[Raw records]
****************
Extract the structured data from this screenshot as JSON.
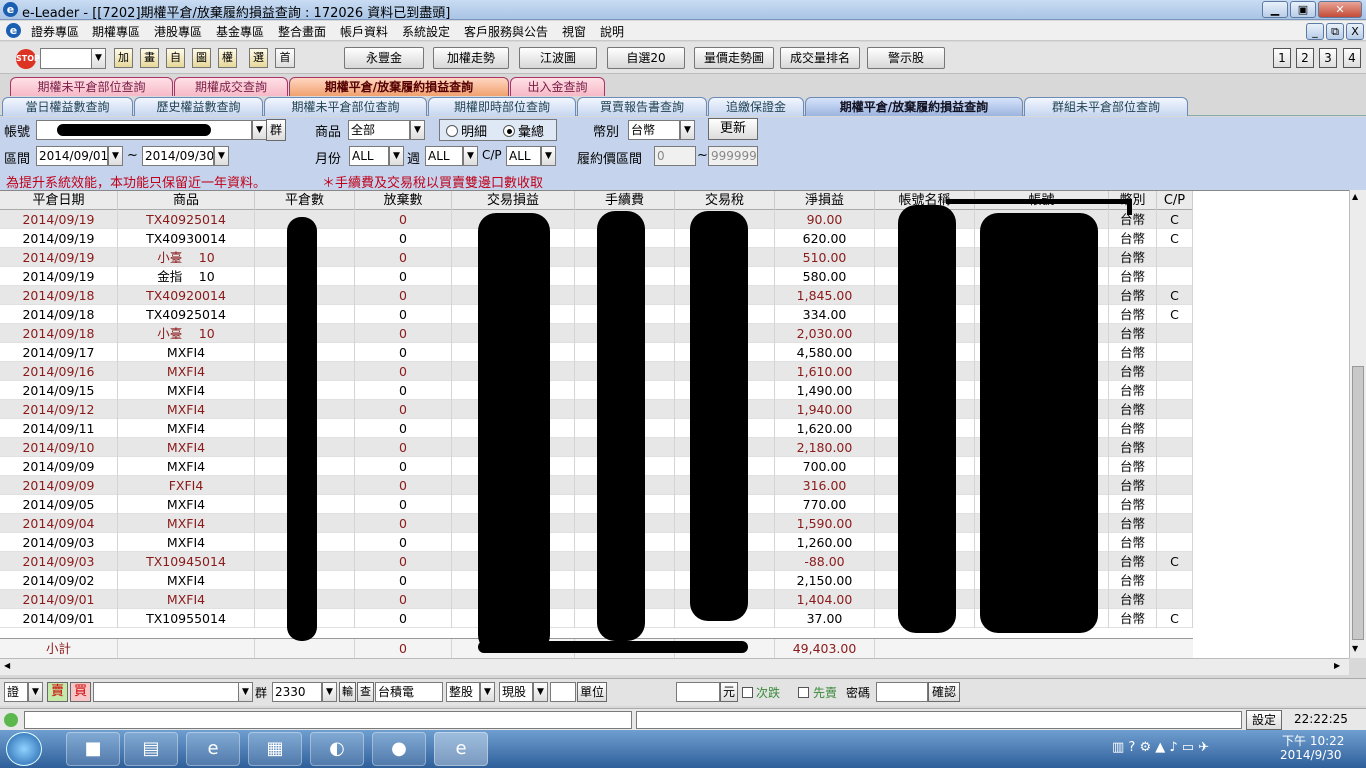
{
  "window": {
    "title": "e-Leader - [[7202]期權平倉/放棄履約損益查詢 : 172026 資料已到盡頭]",
    "minimize": "▁",
    "restore": "▣",
    "close": "✕"
  },
  "menu": [
    "證券專區",
    "期權專區",
    "港股專區",
    "基金專區",
    "整合畫面",
    "帳戶資料",
    "系統設定",
    "客戶服務與公告",
    "視窗",
    "說明"
  ],
  "mdi_controls": {
    "minimize": "_",
    "restore": "⧉",
    "close": "X"
  },
  "toolbar": {
    "icons": [
      "加",
      "畫",
      "自",
      "圖",
      "權",
      "選",
      "首"
    ],
    "buttons": [
      "永豐金",
      "加權走勢",
      "江波圖",
      "自選20",
      "量價走勢圖",
      "成交量排名",
      "警示股"
    ],
    "numbers": [
      "1",
      "2",
      "3",
      "4"
    ]
  },
  "tabs_row1": [
    "期權未平倉部位查詢",
    "期權成交查詢",
    "期權平倉/放棄履約損益查詢",
    "出入金查詢"
  ],
  "tabs_row2": [
    "當日權益數查詢",
    "歷史權益數查詢",
    "期權未平倉部位查詢",
    "期權即時部位查詢",
    "買賣報告書查詢",
    "追繳保證金",
    "期權平倉/放棄履約損益查詢",
    "群組未平倉部位查詢"
  ],
  "form": {
    "account_label": "帳號",
    "group_button": "群",
    "product_label": "商品",
    "product_value": "全部",
    "detail_label": "明細",
    "summary_label": "彙總",
    "currency_label": "幣別",
    "currency_value": "台幣",
    "refresh_button": "更新",
    "period_label": "區間",
    "date_from": "2014/09/01",
    "tilde": "~",
    "date_to": "2014/09/30",
    "month_label": "月份",
    "month_value": "ALL",
    "week_label": "週",
    "week_value": "ALL",
    "cp_label": "C/P",
    "cp_value": "ALL",
    "strike_label": "履約價區間",
    "strike_from": "0",
    "strike_to": "999999"
  },
  "notices": {
    "left": "為提升系統效能，本功能只保留近一年資料。",
    "right": "＊手續費及交易稅以買賣雙邊口數收取"
  },
  "table": {
    "columns": [
      "平倉日期",
      "商品",
      "平倉數",
      "放棄數",
      "交易損益",
      "手續費",
      "交易稅",
      "淨損益",
      "帳號名稱",
      "帳號",
      "幣別",
      "C/P"
    ],
    "rows": [
      {
        "date": "2014/09/19",
        "product": "TX40925014",
        "abandon": "0",
        "net": "90.00",
        "currency": "台幣",
        "cp": "C"
      },
      {
        "date": "2014/09/19",
        "product": "TX40930014",
        "abandon": "0",
        "net": "620.00",
        "currency": "台幣",
        "cp": "C"
      },
      {
        "date": "2014/09/19",
        "product": "小臺　 10",
        "abandon": "0",
        "net": "510.00",
        "currency": "台幣",
        "cp": ""
      },
      {
        "date": "2014/09/19",
        "product": "金指　 10",
        "abandon": "0",
        "net": "580.00",
        "currency": "台幣",
        "cp": ""
      },
      {
        "date": "2014/09/18",
        "product": "TX40920014",
        "abandon": "0",
        "net": "1,845.00",
        "currency": "台幣",
        "cp": "C"
      },
      {
        "date": "2014/09/18",
        "product": "TX40925014",
        "abandon": "0",
        "net": "334.00",
        "currency": "台幣",
        "cp": "C"
      },
      {
        "date": "2014/09/18",
        "product": "小臺　 10",
        "abandon": "0",
        "net": "2,030.00",
        "currency": "台幣",
        "cp": ""
      },
      {
        "date": "2014/09/17",
        "product": "MXFI4",
        "abandon": "0",
        "net": "4,580.00",
        "currency": "台幣",
        "cp": ""
      },
      {
        "date": "2014/09/16",
        "product": "MXFI4",
        "abandon": "0",
        "net": "1,610.00",
        "currency": "台幣",
        "cp": ""
      },
      {
        "date": "2014/09/15",
        "product": "MXFI4",
        "abandon": "0",
        "net": "1,490.00",
        "currency": "台幣",
        "cp": ""
      },
      {
        "date": "2014/09/12",
        "product": "MXFI4",
        "abandon": "0",
        "net": "1,940.00",
        "currency": "台幣",
        "cp": ""
      },
      {
        "date": "2014/09/11",
        "product": "MXFI4",
        "abandon": "0",
        "net": "1,620.00",
        "currency": "台幣",
        "cp": ""
      },
      {
        "date": "2014/09/10",
        "product": "MXFI4",
        "abandon": "0",
        "net": "2,180.00",
        "currency": "台幣",
        "cp": ""
      },
      {
        "date": "2014/09/09",
        "product": "MXFI4",
        "abandon": "0",
        "net": "700.00",
        "currency": "台幣",
        "cp": ""
      },
      {
        "date": "2014/09/09",
        "product": "FXFI4",
        "abandon": "0",
        "net": "316.00",
        "currency": "台幣",
        "cp": ""
      },
      {
        "date": "2014/09/05",
        "product": "MXFI4",
        "abandon": "0",
        "net": "770.00",
        "currency": "台幣",
        "cp": ""
      },
      {
        "date": "2014/09/04",
        "product": "MXFI4",
        "abandon": "0",
        "net": "1,590.00",
        "currency": "台幣",
        "cp": ""
      },
      {
        "date": "2014/09/03",
        "product": "MXFI4",
        "abandon": "0",
        "net": "1,260.00",
        "currency": "台幣",
        "cp": ""
      },
      {
        "date": "2014/09/03",
        "product": "TX10945014",
        "abandon": "0",
        "net": "-88.00",
        "currency": "台幣",
        "cp": "C"
      },
      {
        "date": "2014/09/02",
        "product": "MXFI4",
        "abandon": "0",
        "net": "2,150.00",
        "currency": "台幣",
        "cp": ""
      },
      {
        "date": "2014/09/01",
        "product": "MXFI4",
        "abandon": "0",
        "net": "1,404.00",
        "currency": "台幣",
        "cp": ""
      },
      {
        "date": "2014/09/01",
        "product": "TX10955014",
        "abandon": "0",
        "net": "37.00",
        "currency": "台幣",
        "cp": "C"
      }
    ],
    "total": {
      "label": "小計",
      "abandon": "0",
      "net": "49,403.00"
    }
  },
  "order_bar": {
    "type": "證",
    "buy": "賣",
    "sell": "買",
    "group": "群",
    "stock_code": "2330",
    "input_btn": "輸",
    "query_btn": "查",
    "stock_name": "台積電",
    "lot_type": "整股",
    "trade_type": "現股",
    "unit_label": "單位",
    "price_unit": "元",
    "next_day": "次跌",
    "first_sell": "先賣",
    "password_label": "密碼",
    "confirm_button": "確認"
  },
  "status_bar": {
    "settings": "設定",
    "time": "22:22:25"
  },
  "taskbar": {
    "clock_time": "下午 10:22",
    "clock_date": "2014/9/30",
    "apps": [
      "ie-icon",
      "folder-icon",
      "chrome-icon",
      "media-icon",
      "vpn-icon",
      "firefox-icon",
      "eleader-icon"
    ]
  }
}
****************
### Written request:
Retype the entries word for word. Omit any images.

### Finished answer:
Extract the structured data from this screenshot as JSON.
{
  "window": {
    "title": "e-Leader - [[7202]期權平倉/放棄履約損益查詢 : 172026 資料已到盡頭]",
    "minimize": "▁",
    "restore": "▣",
    "close": "✕"
  },
  "menu": [
    "證券專區",
    "期權專區",
    "港股專區",
    "基金專區",
    "整合畫面",
    "帳戶資料",
    "系統設定",
    "客戶服務與公告",
    "視窗",
    "說明"
  ],
  "mdi_controls": {
    "minimize": "_",
    "restore": "⧉",
    "close": "X"
  },
  "toolbar": {
    "icons": [
      "加",
      "畫",
      "自",
      "圖",
      "權",
      "選",
      "首"
    ],
    "buttons": [
      "永豐金",
      "加權走勢",
      "江波圖",
      "自選20",
      "量價走勢圖",
      "成交量排名",
      "警示股"
    ],
    "numbers": [
      "1",
      "2",
      "3",
      "4"
    ]
  },
  "tabs_row1": [
    "期權未平倉部位查詢",
    "期權成交查詢",
    "期權平倉/放棄履約損益查詢",
    "出入金查詢"
  ],
  "tabs_row2": [
    "當日權益數查詢",
    "歷史權益數查詢",
    "期權未平倉部位查詢",
    "期權即時部位查詢",
    "買賣報告書查詢",
    "追繳保證金",
    "期權平倉/放棄履約損益查詢",
    "群組未平倉部位查詢"
  ],
  "form": {
    "account_label": "帳號",
    "group_button": "群",
    "product_label": "商品",
    "product_value": "全部",
    "detail_label": "明細",
    "summary_label": "彙總",
    "currency_label": "幣別",
    "currency_value": "台幣",
    "refresh_button": "更新",
    "period_label": "區間",
    "date_from": "2014/09/01",
    "tilde": "~",
    "date_to": "2014/09/30",
    "month_label": "月份",
    "month_value": "ALL",
    "week_label": "週",
    "week_value": "ALL",
    "cp_label": "C/P",
    "cp_value": "ALL",
    "strike_label": "履約價區間",
    "strike_from": "0",
    "strike_to": "999999"
  },
  "notices": {
    "left": "為提升系統效能，本功能只保留近一年資料。",
    "right": "＊手續費及交易稅以買賣雙邊口數收取"
  },
  "table": {
    "columns": [
      "平倉日期",
      "商品",
      "平倉數",
      "放棄數",
      "交易損益",
      "手續費",
      "交易稅",
      "淨損益",
      "帳號名稱",
      "帳號",
      "幣別",
      "C/P"
    ],
    "rows": [
      {
        "date": "2014/09/19",
        "product": "TX40925014",
        "abandon": "0",
        "net": "90.00",
        "currency": "台幣",
        "cp": "C"
      },
      {
        "date": "2014/09/19",
        "product": "TX40930014",
        "abandon": "0",
        "net": "620.00",
        "currency": "台幣",
        "cp": "C"
      },
      {
        "date": "2014/09/19",
        "product": "小臺　 10",
        "abandon": "0",
        "net": "510.00",
        "currency": "台幣",
        "cp": ""
      },
      {
        "date": "2014/09/19",
        "product": "金指　 10",
        "abandon": "0",
        "net": "580.00",
        "currency": "台幣",
        "cp": ""
      },
      {
        "date": "2014/09/18",
        "product": "TX40920014",
        "abandon": "0",
        "net": "1,845.00",
        "currency": "台幣",
        "cp": "C"
      },
      {
        "date": "2014/09/18",
        "product": "TX40925014",
        "abandon": "0",
        "net": "334.00",
        "currency": "台幣",
        "cp": "C"
      },
      {
        "date": "2014/09/18",
        "product": "小臺　 10",
        "abandon": "0",
        "net": "2,030.00",
        "currency": "台幣",
        "cp": ""
      },
      {
        "date": "2014/09/17",
        "product": "MXFI4",
        "abandon": "0",
        "net": "4,580.00",
        "currency": "台幣",
        "cp": ""
      },
      {
        "date": "2014/09/16",
        "product": "MXFI4",
        "abandon": "0",
        "net": "1,610.00",
        "currency": "台幣",
        "cp": ""
      },
      {
        "date": "2014/09/15",
        "product": "MXFI4",
        "abandon": "0",
        "net": "1,490.00",
        "currency": "台幣",
        "cp": ""
      },
      {
        "date": "2014/09/12",
        "product": "MXFI4",
        "abandon": "0",
        "net": "1,940.00",
        "currency": "台幣",
        "cp": ""
      },
      {
        "date": "2014/09/11",
        "product": "MXFI4",
        "abandon": "0",
        "net": "1,620.00",
        "currency": "台幣",
        "cp": ""
      },
      {
        "date": "2014/09/10",
        "product": "MXFI4",
        "abandon": "0",
        "net": "2,180.00",
        "currency": "台幣",
        "cp": ""
      },
      {
        "date": "2014/09/09",
        "product": "MXFI4",
        "abandon": "0",
        "net": "700.00",
        "currency": "台幣",
        "cp": ""
      },
      {
        "date": "2014/09/09",
        "product": "FXFI4",
        "abandon": "0",
        "net": "316.00",
        "currency": "台幣",
        "cp": ""
      },
      {
        "date": "2014/09/05",
        "product": "MXFI4",
        "abandon": "0",
        "net": "770.00",
        "currency": "台幣",
        "cp": ""
      },
      {
        "date": "2014/09/04",
        "product": "MXFI4",
        "abandon": "0",
        "net": "1,590.00",
        "currency": "台幣",
        "cp": ""
      },
      {
        "date": "2014/09/03",
        "product": "MXFI4",
        "abandon": "0",
        "net": "1,260.00",
        "currency": "台幣",
        "cp": ""
      },
      {
        "date": "2014/09/03",
        "product": "TX10945014",
        "abandon": "0",
        "net": "-88.00",
        "currency": "台幣",
        "cp": "C"
      },
      {
        "date": "2014/09/02",
        "product": "MXFI4",
        "abandon": "0",
        "net": "2,150.00",
        "currency": "台幣",
        "cp": ""
      },
      {
        "date": "2014/09/01",
        "product": "MXFI4",
        "abandon": "0",
        "net": "1,404.00",
        "currency": "台幣",
        "cp": ""
      },
      {
        "date": "2014/09/01",
        "product": "TX10955014",
        "abandon": "0",
        "net": "37.00",
        "currency": "台幣",
        "cp": "C"
      }
    ],
    "total": {
      "label": "小計",
      "abandon": "0",
      "net": "49,403.00"
    }
  },
  "order_bar": {
    "type": "證",
    "buy": "賣",
    "sell": "買",
    "group": "群",
    "stock_code": "2330",
    "input_btn": "輸",
    "query_btn": "查",
    "stock_name": "台積電",
    "lot_type": "整股",
    "trade_type": "現股",
    "unit_label": "單位",
    "price_unit": "元",
    "next_day": "次跌",
    "first_sell": "先賣",
    "password_label": "密碼",
    "confirm_button": "確認"
  },
  "status_bar": {
    "settings": "設定",
    "time": "22:22:25"
  },
  "taskbar": {
    "clock_time": "下午 10:22",
    "clock_date": "2014/9/30",
    "apps": [
      "ie-icon",
      "folder-icon",
      "chrome-icon",
      "media-icon",
      "vpn-icon",
      "firefox-icon",
      "eleader-icon"
    ]
  }
}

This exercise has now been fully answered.